* RECORDS SUPPLIED *

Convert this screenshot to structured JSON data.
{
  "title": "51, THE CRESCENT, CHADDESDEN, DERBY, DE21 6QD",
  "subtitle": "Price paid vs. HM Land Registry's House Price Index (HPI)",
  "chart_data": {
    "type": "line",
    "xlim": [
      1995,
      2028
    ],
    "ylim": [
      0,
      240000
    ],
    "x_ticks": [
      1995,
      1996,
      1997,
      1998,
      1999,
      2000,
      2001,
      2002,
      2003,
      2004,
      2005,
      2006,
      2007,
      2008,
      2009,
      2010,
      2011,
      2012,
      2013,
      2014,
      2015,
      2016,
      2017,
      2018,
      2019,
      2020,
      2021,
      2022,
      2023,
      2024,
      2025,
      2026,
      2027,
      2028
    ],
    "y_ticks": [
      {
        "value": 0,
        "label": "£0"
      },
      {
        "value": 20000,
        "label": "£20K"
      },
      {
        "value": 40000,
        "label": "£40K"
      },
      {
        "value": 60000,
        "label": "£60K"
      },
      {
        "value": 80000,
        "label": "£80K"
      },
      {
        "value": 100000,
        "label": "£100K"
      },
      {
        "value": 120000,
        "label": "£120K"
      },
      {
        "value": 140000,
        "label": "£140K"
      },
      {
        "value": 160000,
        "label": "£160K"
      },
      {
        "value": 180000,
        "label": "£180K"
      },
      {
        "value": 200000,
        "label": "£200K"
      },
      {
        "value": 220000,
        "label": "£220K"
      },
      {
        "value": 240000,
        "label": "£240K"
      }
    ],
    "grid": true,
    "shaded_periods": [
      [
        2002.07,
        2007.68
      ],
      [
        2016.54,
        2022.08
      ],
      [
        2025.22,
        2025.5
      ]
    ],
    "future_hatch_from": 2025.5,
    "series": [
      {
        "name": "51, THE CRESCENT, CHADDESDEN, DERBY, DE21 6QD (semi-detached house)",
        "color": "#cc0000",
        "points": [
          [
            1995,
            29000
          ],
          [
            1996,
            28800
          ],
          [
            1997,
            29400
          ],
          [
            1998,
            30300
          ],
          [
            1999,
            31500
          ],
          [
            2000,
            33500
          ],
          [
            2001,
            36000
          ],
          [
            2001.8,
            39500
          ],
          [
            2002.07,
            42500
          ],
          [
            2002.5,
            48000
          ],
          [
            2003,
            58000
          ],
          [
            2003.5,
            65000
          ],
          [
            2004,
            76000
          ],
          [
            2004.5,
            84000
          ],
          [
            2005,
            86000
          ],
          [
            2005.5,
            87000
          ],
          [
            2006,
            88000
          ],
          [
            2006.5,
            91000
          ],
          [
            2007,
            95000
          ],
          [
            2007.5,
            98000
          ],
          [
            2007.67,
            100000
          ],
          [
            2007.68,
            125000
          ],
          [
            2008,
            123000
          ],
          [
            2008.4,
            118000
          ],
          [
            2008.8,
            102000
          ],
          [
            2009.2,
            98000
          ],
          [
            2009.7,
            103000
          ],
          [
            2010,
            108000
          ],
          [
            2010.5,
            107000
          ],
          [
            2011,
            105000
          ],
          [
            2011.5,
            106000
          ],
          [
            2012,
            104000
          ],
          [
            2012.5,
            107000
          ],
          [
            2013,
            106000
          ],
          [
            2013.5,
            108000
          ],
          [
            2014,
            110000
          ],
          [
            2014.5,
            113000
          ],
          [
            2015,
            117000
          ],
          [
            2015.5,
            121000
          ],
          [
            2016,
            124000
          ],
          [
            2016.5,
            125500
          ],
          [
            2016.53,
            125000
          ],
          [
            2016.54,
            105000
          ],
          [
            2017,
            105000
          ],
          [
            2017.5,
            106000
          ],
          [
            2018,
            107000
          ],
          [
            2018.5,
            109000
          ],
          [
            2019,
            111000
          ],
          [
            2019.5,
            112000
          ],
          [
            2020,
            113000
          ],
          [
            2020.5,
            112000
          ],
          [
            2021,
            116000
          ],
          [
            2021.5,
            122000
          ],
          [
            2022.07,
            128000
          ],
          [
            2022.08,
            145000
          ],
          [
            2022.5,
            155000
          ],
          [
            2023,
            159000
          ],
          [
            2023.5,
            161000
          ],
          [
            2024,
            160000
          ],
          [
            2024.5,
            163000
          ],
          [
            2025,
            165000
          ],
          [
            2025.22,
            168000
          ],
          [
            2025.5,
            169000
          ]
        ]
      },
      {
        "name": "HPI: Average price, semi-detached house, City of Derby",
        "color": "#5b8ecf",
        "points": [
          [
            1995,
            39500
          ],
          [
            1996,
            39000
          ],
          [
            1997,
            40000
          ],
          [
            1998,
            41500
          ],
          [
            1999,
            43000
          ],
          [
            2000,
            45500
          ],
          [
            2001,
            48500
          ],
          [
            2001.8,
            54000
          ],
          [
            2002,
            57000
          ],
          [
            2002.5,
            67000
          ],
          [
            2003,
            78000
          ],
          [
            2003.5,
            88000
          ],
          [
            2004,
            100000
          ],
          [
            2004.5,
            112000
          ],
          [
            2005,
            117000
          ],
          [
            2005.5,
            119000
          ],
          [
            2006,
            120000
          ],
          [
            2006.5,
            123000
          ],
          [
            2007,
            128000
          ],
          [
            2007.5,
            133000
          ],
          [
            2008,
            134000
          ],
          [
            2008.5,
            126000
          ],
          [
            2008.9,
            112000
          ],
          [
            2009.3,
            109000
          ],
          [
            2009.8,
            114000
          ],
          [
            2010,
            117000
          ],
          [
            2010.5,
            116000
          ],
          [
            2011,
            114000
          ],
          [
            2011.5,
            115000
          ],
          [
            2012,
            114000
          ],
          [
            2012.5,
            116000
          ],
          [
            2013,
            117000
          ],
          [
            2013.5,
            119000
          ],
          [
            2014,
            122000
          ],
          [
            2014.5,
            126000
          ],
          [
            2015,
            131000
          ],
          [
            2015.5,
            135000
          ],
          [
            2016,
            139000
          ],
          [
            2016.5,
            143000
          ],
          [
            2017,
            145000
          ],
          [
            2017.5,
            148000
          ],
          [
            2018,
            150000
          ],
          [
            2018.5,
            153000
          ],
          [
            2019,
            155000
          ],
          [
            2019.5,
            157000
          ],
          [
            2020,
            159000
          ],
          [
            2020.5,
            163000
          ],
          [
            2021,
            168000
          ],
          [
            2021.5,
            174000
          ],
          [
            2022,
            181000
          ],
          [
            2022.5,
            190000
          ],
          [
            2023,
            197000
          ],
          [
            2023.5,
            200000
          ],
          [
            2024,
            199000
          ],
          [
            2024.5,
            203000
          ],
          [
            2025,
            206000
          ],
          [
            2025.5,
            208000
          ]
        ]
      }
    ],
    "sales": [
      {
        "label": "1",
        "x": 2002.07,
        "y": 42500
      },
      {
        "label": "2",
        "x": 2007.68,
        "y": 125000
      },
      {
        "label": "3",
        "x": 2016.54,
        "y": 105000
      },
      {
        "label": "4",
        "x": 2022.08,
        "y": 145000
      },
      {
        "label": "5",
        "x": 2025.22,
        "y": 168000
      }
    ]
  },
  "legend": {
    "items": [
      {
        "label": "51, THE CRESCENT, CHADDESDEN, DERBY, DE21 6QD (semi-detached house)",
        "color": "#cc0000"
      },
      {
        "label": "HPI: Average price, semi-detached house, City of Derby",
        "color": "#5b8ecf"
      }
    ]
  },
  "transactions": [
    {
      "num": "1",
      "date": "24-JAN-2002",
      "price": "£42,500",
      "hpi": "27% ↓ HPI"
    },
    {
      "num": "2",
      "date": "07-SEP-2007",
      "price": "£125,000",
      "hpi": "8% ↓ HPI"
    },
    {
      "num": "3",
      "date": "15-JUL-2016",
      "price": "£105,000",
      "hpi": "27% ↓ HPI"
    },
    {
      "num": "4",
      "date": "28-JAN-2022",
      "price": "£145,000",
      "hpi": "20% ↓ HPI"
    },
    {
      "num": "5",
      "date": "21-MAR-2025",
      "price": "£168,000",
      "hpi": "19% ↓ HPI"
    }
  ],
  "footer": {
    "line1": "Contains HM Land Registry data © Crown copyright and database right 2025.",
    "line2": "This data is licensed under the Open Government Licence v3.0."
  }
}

* SHORT PROBLEM *
Gather every line from the listing above in which "Registry" appears, and copy those lines.

* WORKED SOLUTION *
  "subtitle": "Price paid vs. HM Land Registry's House Price Index (HPI)",
    "line1": "Contains HM Land Registry data © Crown copyright and database right 2025.",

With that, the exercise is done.